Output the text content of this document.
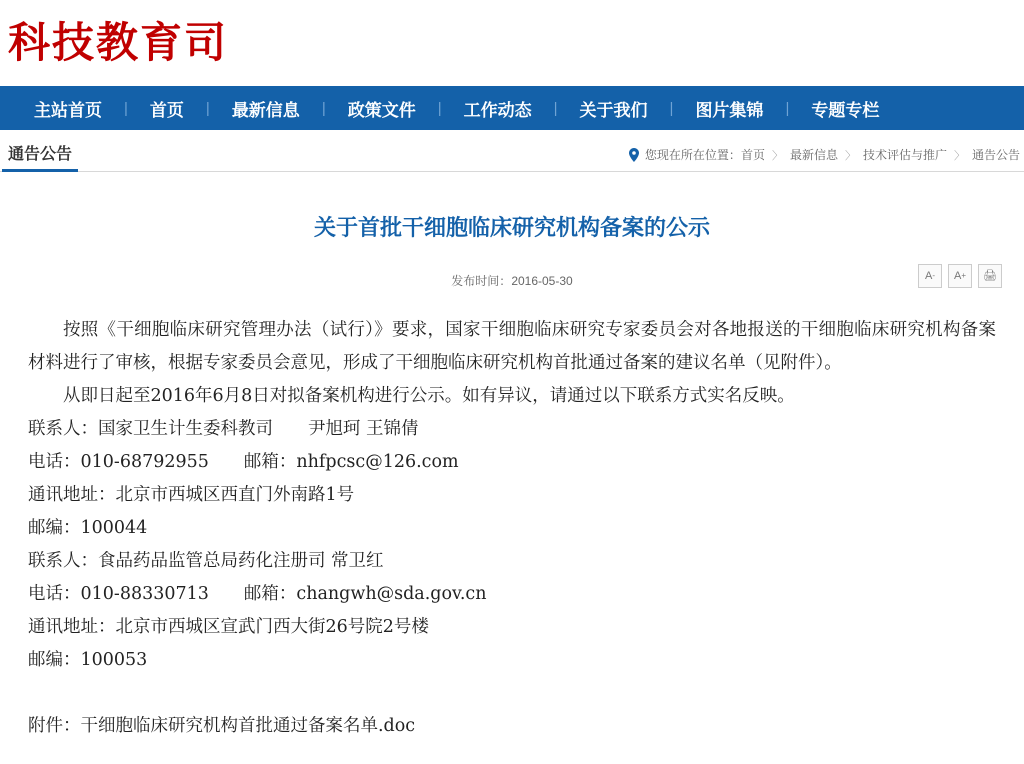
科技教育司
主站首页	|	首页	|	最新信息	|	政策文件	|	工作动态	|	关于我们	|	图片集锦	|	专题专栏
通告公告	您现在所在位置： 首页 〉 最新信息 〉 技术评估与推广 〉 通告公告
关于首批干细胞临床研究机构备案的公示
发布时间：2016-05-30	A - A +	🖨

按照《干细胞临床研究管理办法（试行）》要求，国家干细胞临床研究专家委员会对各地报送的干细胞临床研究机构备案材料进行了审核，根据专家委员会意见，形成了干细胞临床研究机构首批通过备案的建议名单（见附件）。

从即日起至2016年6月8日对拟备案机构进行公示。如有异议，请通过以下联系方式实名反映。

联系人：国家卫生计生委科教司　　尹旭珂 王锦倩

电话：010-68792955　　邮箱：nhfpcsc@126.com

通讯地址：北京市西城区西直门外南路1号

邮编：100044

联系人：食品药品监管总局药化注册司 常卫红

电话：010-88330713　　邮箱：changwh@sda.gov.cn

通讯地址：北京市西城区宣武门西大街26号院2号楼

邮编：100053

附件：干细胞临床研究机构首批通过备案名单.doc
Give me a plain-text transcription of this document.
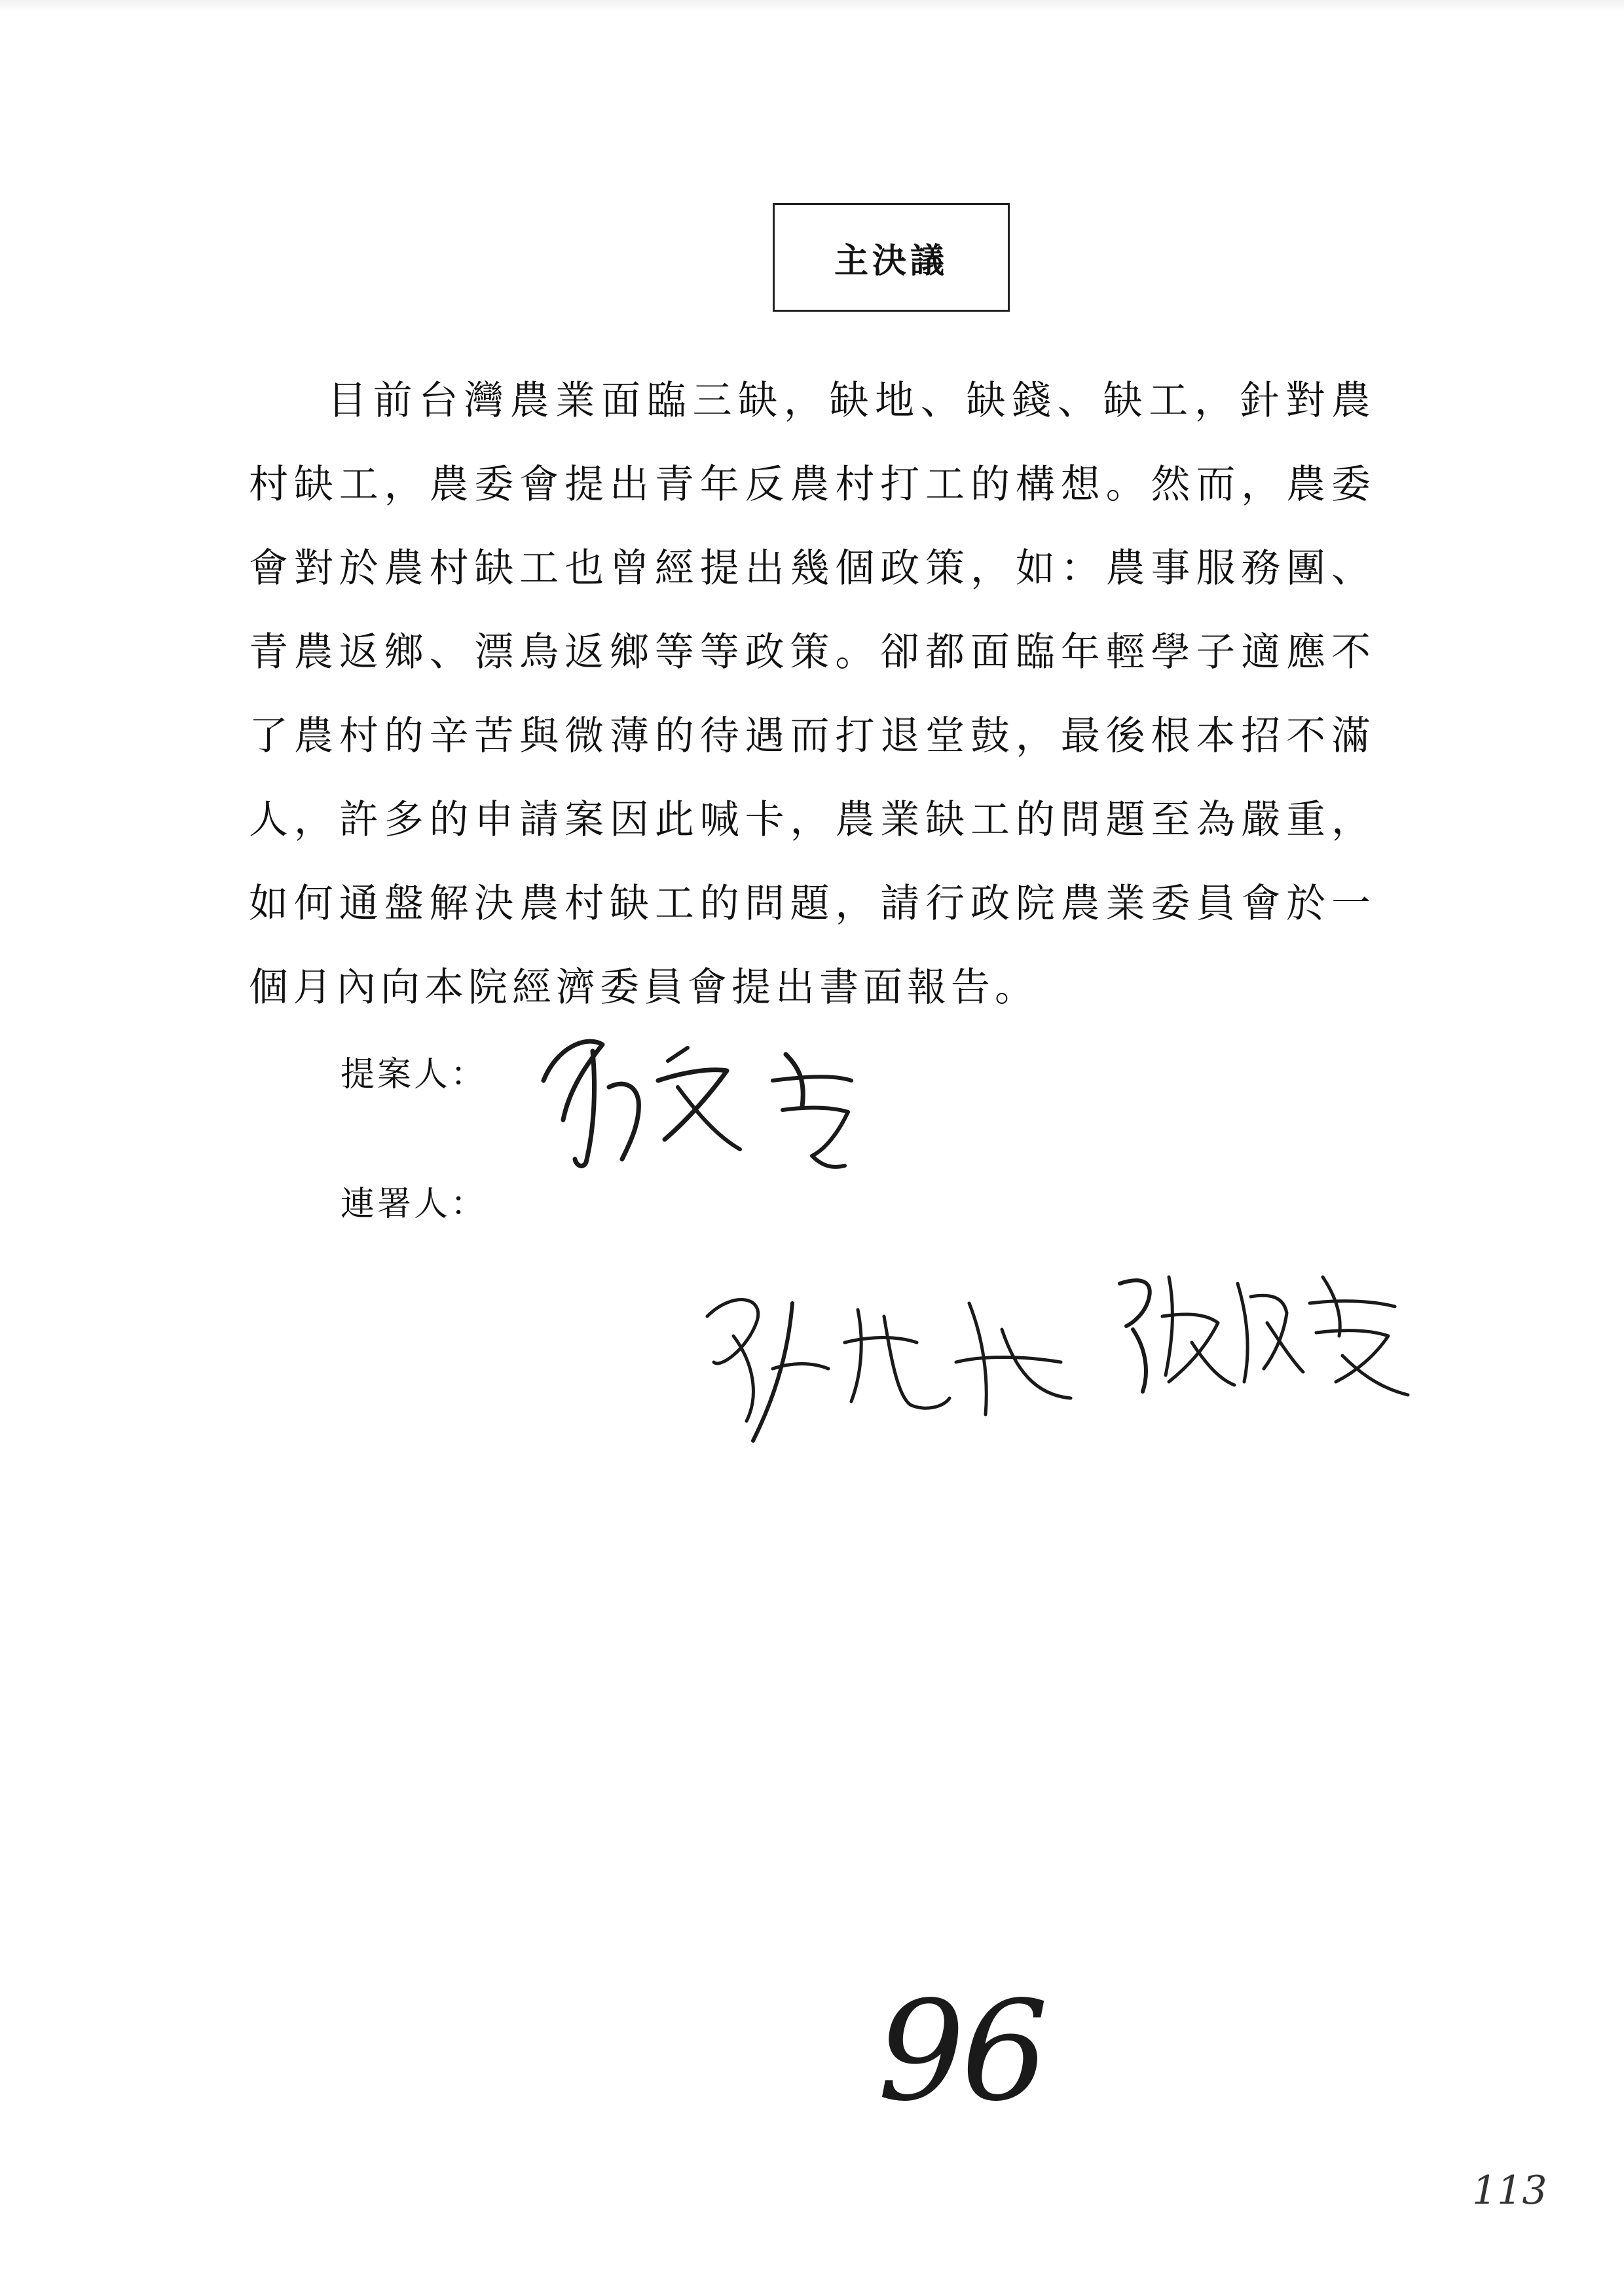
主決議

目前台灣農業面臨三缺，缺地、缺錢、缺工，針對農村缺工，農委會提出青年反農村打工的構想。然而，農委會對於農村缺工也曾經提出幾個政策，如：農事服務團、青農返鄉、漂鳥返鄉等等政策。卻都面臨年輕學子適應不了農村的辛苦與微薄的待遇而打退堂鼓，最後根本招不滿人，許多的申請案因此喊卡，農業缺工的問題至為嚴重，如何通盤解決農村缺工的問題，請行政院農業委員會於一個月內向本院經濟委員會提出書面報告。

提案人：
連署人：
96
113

________________________________________

## [The exercise]
Extract exactly the lines from the one containing "Give me a plain-text" through the last line of the records above, both included, and leave out the pictures.

## [Expected answer]
Give me a plain-text transcription of this document.
主決議

目前台灣農業面臨三缺，缺地、缺錢、缺工，針對農村缺工，農委會提出青年反農村打工的構想。然而，農委會對於農村缺工也曾經提出幾個政策，如：農事服務團、青農返鄉、漂鳥返鄉等等政策。卻都面臨年輕學子適應不了農村的辛苦與微薄的待遇而打退堂鼓，最後根本招不滿人，許多的申請案因此喊卡，農業缺工的問題至為嚴重，如何通盤解決農村缺工的問題，請行政院農業委員會於一個月內向本院經濟委員會提出書面報告。

提案人：
連署人：
96
113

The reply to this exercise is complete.